** THE TASK **
Reply with nothing except the number of lines that contain the word "back".

☆ ☆ ☆ ☆

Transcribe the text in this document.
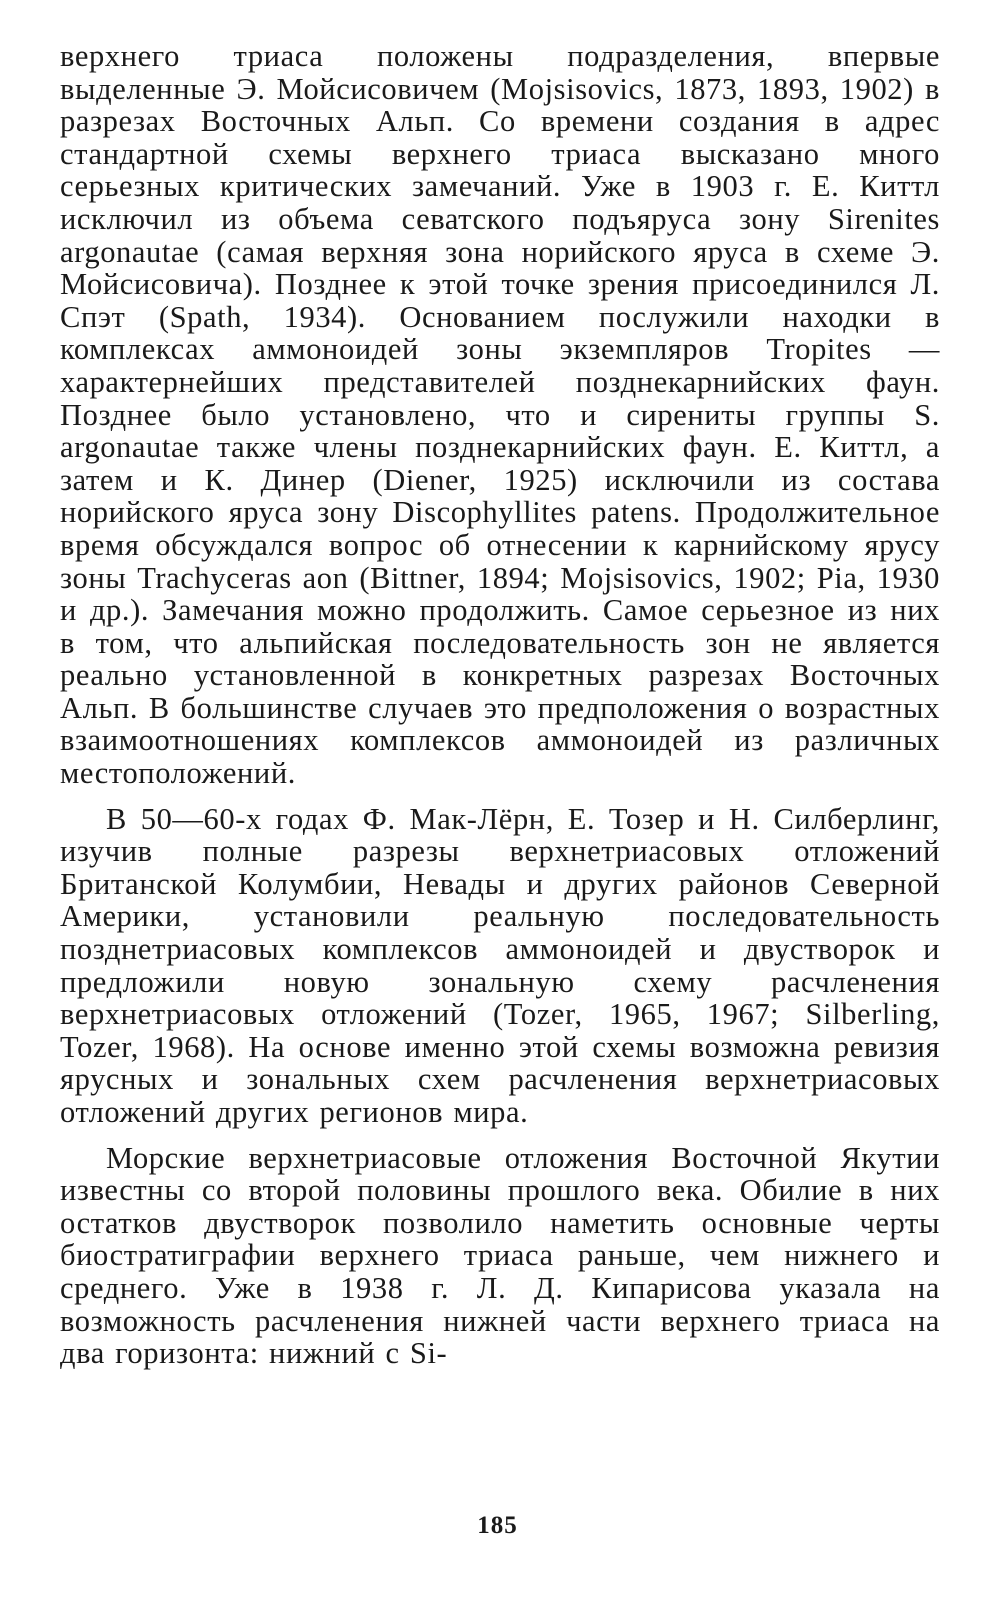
верхнего триаса положены подразделения, впервые выделенные Э. Мойсисовичем (Mojsisovics, 1873, 1893, 1902) в разрезах Восточных Альп. Со времени создания в адрес стандартной схемы верхнего триаса высказано много серьезных критических замечаний. Уже в 1903 г. Е. Киттл исключил из объема севатского подъяруса зону Sirenites argonautae (самая верхняя зона норийского яруса в схеме Э. Мойсисовича). Позднее к этой точке зрения присоединился Л. Спэт (Spath, 1934). Основанием послужили находки в комплексах аммоноидей зоны экземпляров Tropites — характернейших представителей позднекарнийских фаун. Позднее было установлено, что и сирениты группы S. argonautae также члены позднекарнийских фаун. Е. Киттл, а затем и К. Динер (Diener, 1925) исключили из состава норийского яруса зону Discophyllites patens. Продолжительное время обсуждался вопрос об отнесении к карнийскому ярусу зоны Trachyceras aon (Bittner, 1894; Mojsisovics, 1902; Pia, 1930 и др.). Замечания можно продолжить. Самое серьезное из них в том, что альпийская последовательность зон не является реально установленной в конкретных разрезах Восточных Альп. В большинстве случаев это предположения о возрастных взаимоотношениях комплексов аммоноидей из различных местоположений.

В 50—60-х годах Ф. Мак-Лёрн, Е. Тозер и Н. Силберлинг, изучив полные разрезы верхнетриасовых отложений Британской Колумбии, Невады и других районов Северной Америки, установили реальную последовательность позднетриасовых комплексов аммоноидей и двустворок и предложили новую зональную схему расчленения верхнетриасовых отложений (Tozer, 1965, 1967; Silberling, Tozer, 1968). На основе именно этой схемы возможна ревизия ярусных и зональных схем расчленения верхнетриасовых отложений других регионов мира.

Морские верхнетриасовые отложения Восточной Якутии известны со второй половины прошлого века. Обилие в них остатков двустворок позволило наметить основные черты биостратиграфии верхнего триаса раньше, чем нижнего и среднего. Уже в 1938 г. Л. Д. Кипарисова указала на возможность расчленения нижней части верхнего триаса на два горизонта: нижний с Si-

185
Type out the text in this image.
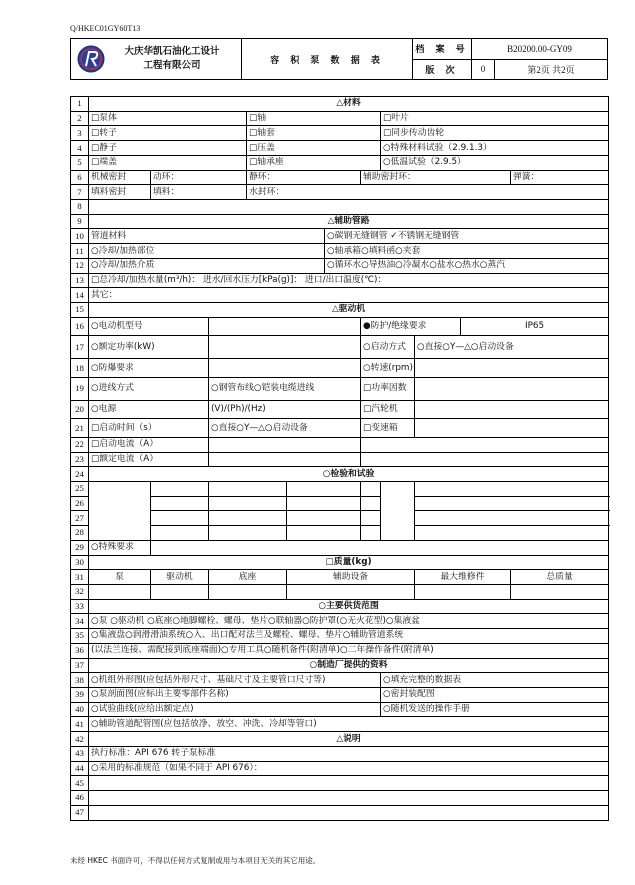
Q/HKEC01GY60T13
大庆华凯石油化工设计
工程有限公司	容 积 泵 数 据 表	档 案 号	B20200.00-GY09	
		版 次	0	第2页 共2页
1	△材料											
2	□泵体			□轴				□叶片				
3	□转子			□轴套				□同步传动齿轮				
4	□静子			□压盖				○特殊材料试验（2.9.1.3）				
5	□端盖			□轴承座				○低温试验（2.9.5）				
6	机械密封	动环：		静环：			辅助密封环：				弹簧：	
7	填料密封	填料：		水封环：								
8												
9	△辅助管路											
10	管道材料					○碳钢无缝钢管 ✓不锈钢无缝钢管						
11	○冷却/加热部位					○轴承箱○填料函○夹套						
12	○冷却/加热介质					○循环水○导热油○冷凝水○盐水○热水○蒸汽						
13	□总冷却/加热水量(m³/h)： 进水/回水压力[kPa(g)]： 进口/出口温度(℃)：											
14	其它：											
15	△驱动机											
16	○电动机型号						●防护/绝缘要求			IP65		
17	○额定功率(kW)						○启动方式		○直接○Y—△○启动设备			
18	○防爆要求						○转速(rpm)					
19	○进线方式		○钢管布线○铠装电缆进线				□功率因数					
20	○电源		(V)/(Ph)/(Hz)				□汽轮机					
21	□启动时间（s）		○直接○Y—△○启动设备				□变速箱					
22	□启动电流（A）											
23	□额定电流（A）											
24	○检验和试验											
25												
26												
27												
28												
29	○特殊要求											
30	□质量(kg)											
31	泵	驱动机	底座		辅助设备				最大维修件		总质量	
32												
33	○主要供货范围											
34	○泵 ○驱动机 ○底座○地脚螺栓、螺母、垫片○联轴器○防护罩(○无火花型)○集液盆											
35	○集液盘○润滑滑油系统○入、出口配对法兰及螺栓、螺母、垫片○辅助管道系统											
36	(以法兰连接、需配接到底座端面)○专用工具○随机备件(附清单)○二年操作备件(附清单)											
37	○制造厂提供的资料											
38	○机组外形图(应包括外形尺寸、基础尺寸及主要管口尺寸等)							○填充完整的数据表				
39	○泵剖面图(应标出主要零部件名称)							○密封装配图				
40	○试验曲线(应给出额定点)							○随机发送的操作手册				
41	○辅助管道配管图(应包括放净、放空、冲洗、冷却等管口)											
42	△说明											
43	执行标准：API 676 转子泵标准											
44	○采用的标准规范（如果不同于 API 676）：											
45												
46												
47												
未经 HKEC 书面许可，不得以任何方式复制或用与本项目无关的其它用途。
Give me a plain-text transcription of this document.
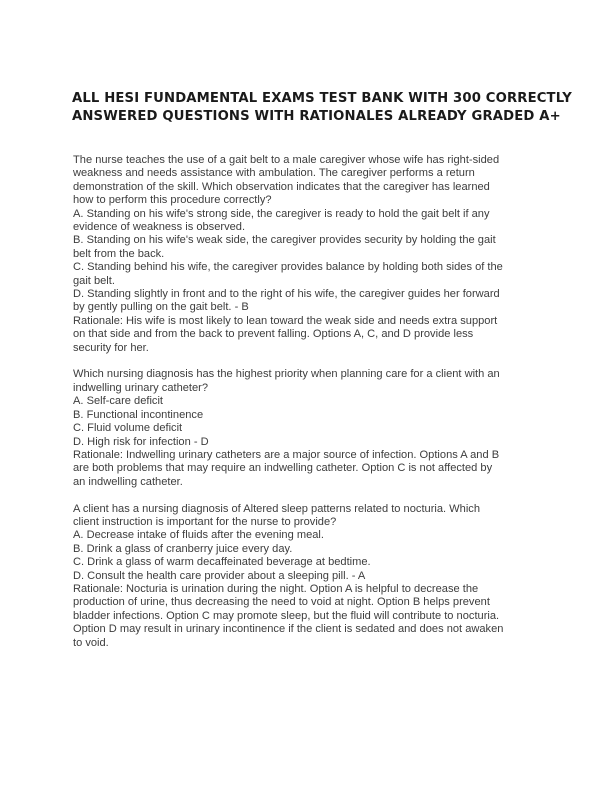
ALL HESI FUNDAMENTAL EXAMS TEST BANK WITH 300 CORRECTLY
ANSWERED QUESTIONS WITH RATIONALES ALREADY GRADED A+
The nurse teaches the use of a gait belt to a male caregiver whose wife has right-sided
weakness and needs assistance with ambulation. The caregiver performs a return
demonstration of the skill. Which observation indicates that the caregiver has learned
how to perform this procedure correctly?
A. Standing on his wife's strong side, the caregiver is ready to hold the gait belt if any
evidence of weakness is observed.
B. Standing on his wife's weak side, the caregiver provides security by holding the gait
belt from the back.
C. Standing behind his wife, the caregiver provides balance by holding both sides of the
gait belt.
D. Standing slightly in front and to the right of his wife, the caregiver guides her forward
by gently pulling on the gait belt. - B
Rationale: His wife is most likely to lean toward the weak side and needs extra support
on that side and from the back to prevent falling. Options A, C, and D provide less
security for her.
Which nursing diagnosis has the highest priority when planning care for a client with an
indwelling urinary catheter?
A. Self-care deficit
B. Functional incontinence
C. Fluid volume deficit
D. High risk for infection - D
Rationale: Indwelling urinary catheters are a major source of infection. Options A and B
are both problems that may require an indwelling catheter. Option C is not affected by
an indwelling catheter.
A client has a nursing diagnosis of Altered sleep patterns related to nocturia. Which
client instruction is important for the nurse to provide?
A. Decrease intake of fluids after the evening meal.
B. Drink a glass of cranberry juice every day.
C. Drink a glass of warm decaffeinated beverage at bedtime.
D. Consult the health care provider about a sleeping pill. - A
Rationale: Nocturia is urination during the night. Option A is helpful to decrease the
production of urine, thus decreasing the need to void at night. Option B helps prevent
bladder infections. Option C may promote sleep, but the fluid will contribute to nocturia.
Option D may result in urinary incontinence if the client is sedated and does not awaken
to void.
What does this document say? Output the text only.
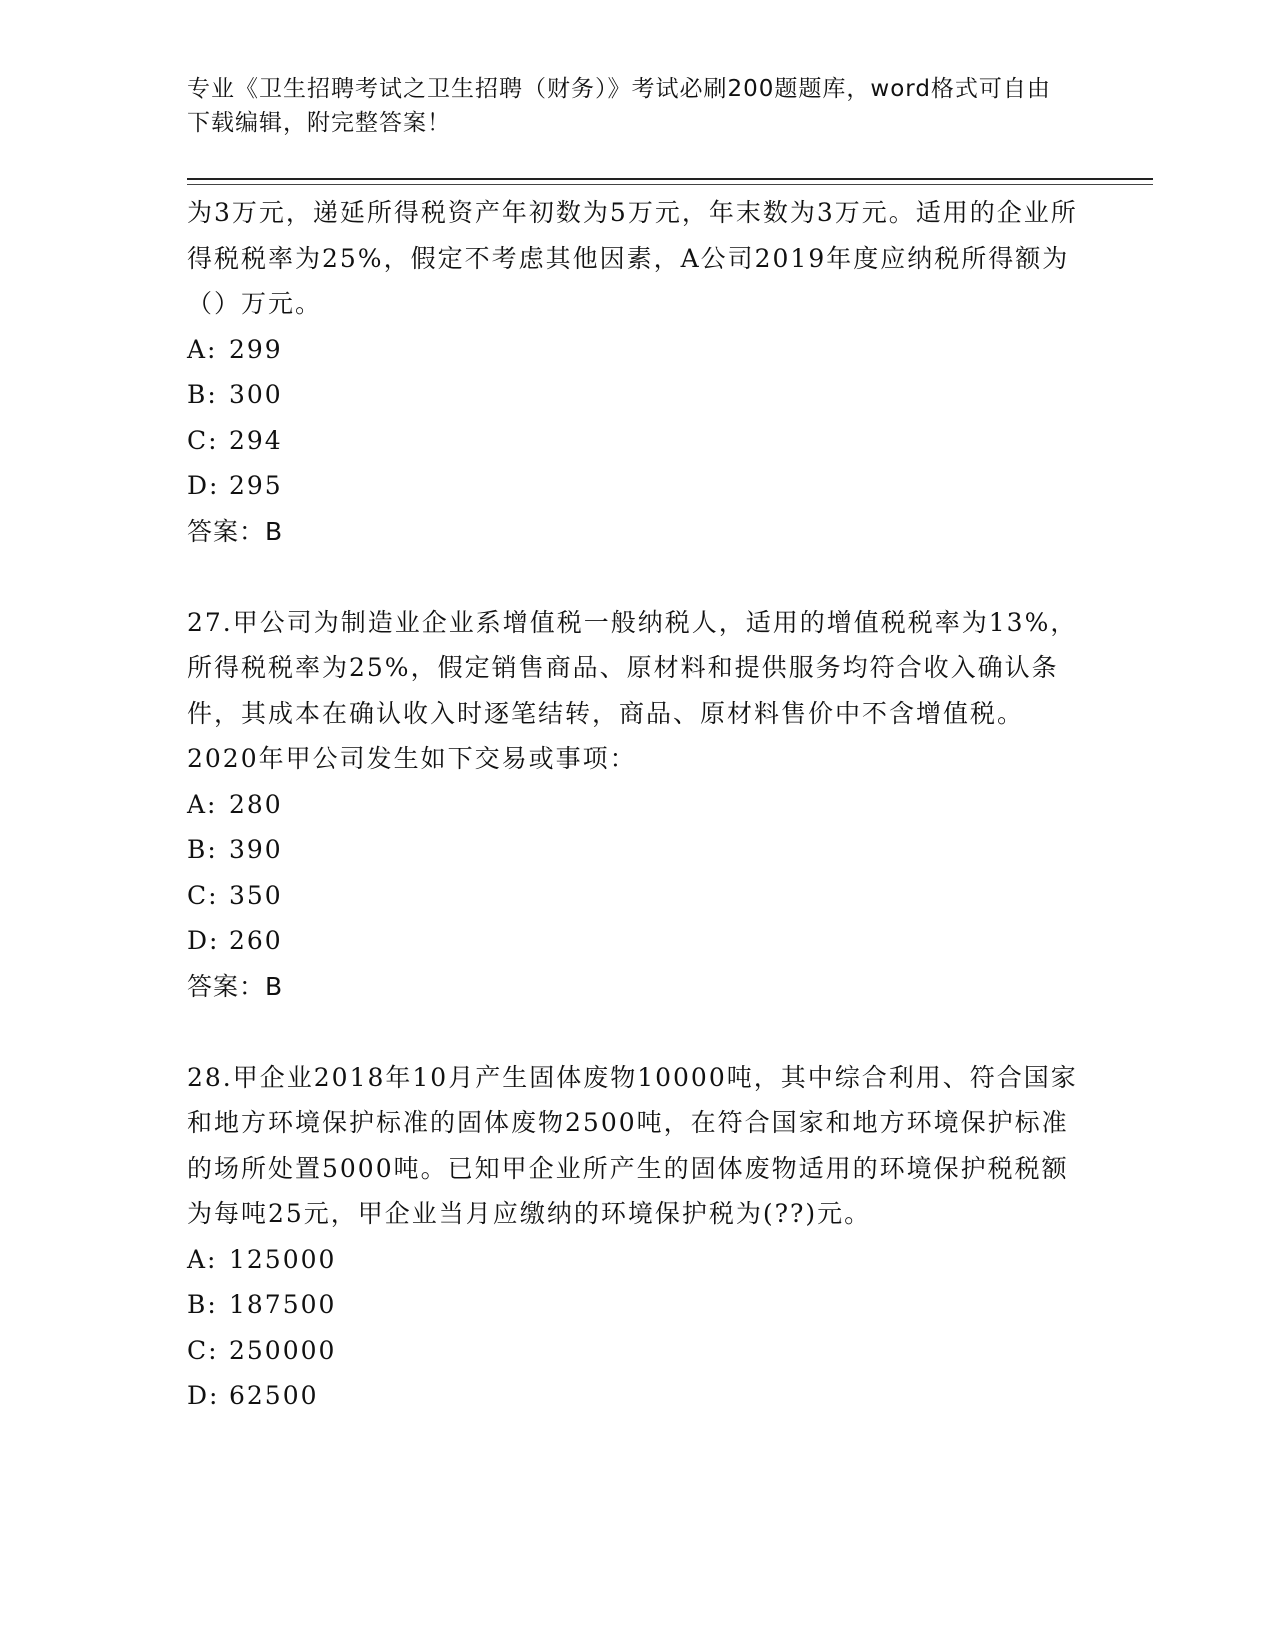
专业《卫生招聘考试之卫生招聘（财务）》考试必刷200题题库，word格式可自由下载编辑，附完整答案！
为3万元，递延所得税资产年初数为5万元，年末数为3万元。适用的企业所得税税率为25%，假定不考虑其他因素，A公司2019年度应纳税所得额为（）万元。
A: 299
B: 300
C: 294
D: 295
答案：B
27.甲公司为制造业企业系增值税一般纳税人，适用的增值税税率为13%，所得税税率为25%，假定销售商品、原材料和提供服务均符合收入确认条件，其成本在确认收入时逐笔结转，商品、原材料售价中不含增值税。2020年甲公司发生如下交易或事项：
A: 280
B: 390
C: 350
D: 260
答案：B
28.甲企业2018年10月产生固体废物10000吨，其中综合利用、符合国家和地方环境保护标准的固体废物2500吨，在符合国家和地方环境保护标准的场所处置5000吨。已知甲企业所产生的固体废物适用的环境保护税税额为每吨25元，甲企业当月应缴纳的环境保护税为(??)元。
A: 125000
B: 187500
C: 250000
D: 62500
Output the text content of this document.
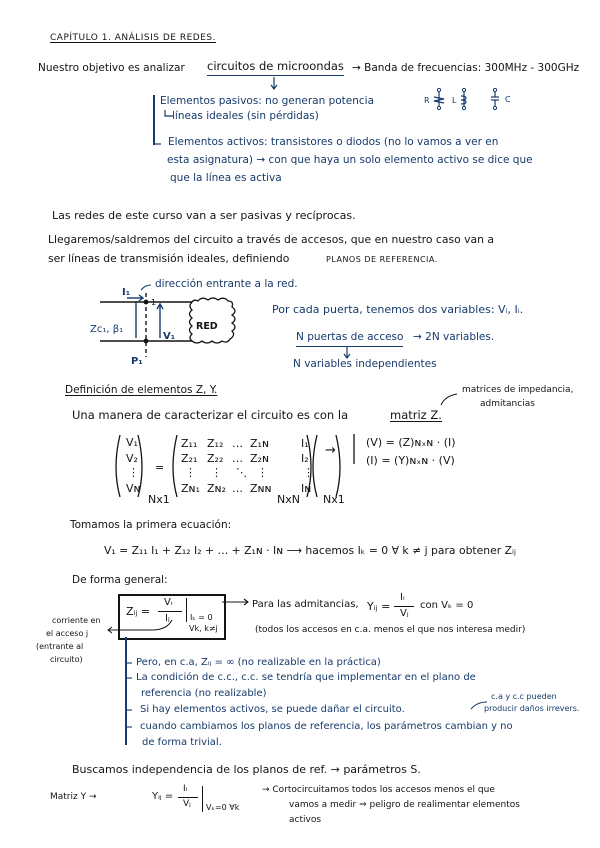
CAPÍTULO 1. ANÁLISIS DE REDES.
Nuestro objetivo es analizar circuitos de microondas → Banda de frecuencias: 300MHz - 300GHz
Elementos pasivos: no generan potencia
líneas ideales (sin pérdidas)
R	L	C
Elementos activos: transistores o diodos (no lo vamos a ver en
esta asignatura) → con que haya un solo elemento activo se dice que
que la línea es activa
Las redes de este curso van a ser pasivas y recíprocas.
Llegaremos/saldremos del circuito a través de accesos, que en nuestro caso van a
ser líneas de transmisión ideales, definiendo	PLANOS DE REFERENCIA.
I₁
dirección entrante a la red.
1
Zc₁, β₁
V₁
RED
P₁
Por cada puerta, tenemos dos variables: Vᵢ, Iᵢ.
N puertas de acceso → 2N variables.
N variables independientes
Definición de elementos Z, Y.	matrices de impedancia,
admitancias
Una manera de caracterizar el circuito es con la	matriz Z.
V₁
V₂
⋮
Vɴ
Nx1
=
Z₁₁ Z₁₂ … Z₁ɴ
Z₂₁ Z₂₂ … Z₂ɴ
⋮ ⋮ ⋱ ⋮
Zɴ₁ Zɴ₂ … Zɴɴ
NxN
I₁
I₂
⋮
Iɴ
Nx1
→
(V) = (Z)ɴₓɴ · (I)
(I) = (Y)ɴₓɴ · (V)
Tomamos la primera ecuación:
V₁ = Z₁₁ I₁ + Z₁₂ I₂ + … + Z₁ɴ · Iɴ ⟶ hacemos Iₖ = 0 ∀ k ≠ j para obtener Zᵢⱼ
De forma general:
Zᵢⱼ =
Vᵢ
Iⱼ	Iₖ = 0
Vk, k≠j
corriente en
el acceso j
(entrante al
circuito)
Para las admitancias, Yᵢⱼ =
Iᵢ
Vⱼ
con Vₖ = 0
(todos los accesos en c.a. menos el que nos interesa medir)
Pero, en c.a, Zᵢⱼ = ∞ (no realizable en la práctica)
La condición de c.c., c.c. se tendría que implementar en el plano de
referencia (no realizable)
Si hay elementos activos, se puede dañar el circuito.
c.a y c.c pueden
producir daños irrevers.
cuando cambiamos los planos de referencia, los parámetros cambian y no
de forma trivial.
Buscamos independencia de los planos de ref. → parámetros S.
Matriz Y →	Yᵢⱼ =
Iᵢ
Vⱼ Vₖ=0 ∀k
→ Cortocircuitamos todos los accesos menos el que
vamos a medir ⇒ peligro de realimentar elementos
activos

☆ ☆ ☆ ☆

** FULL RESPONSE **
2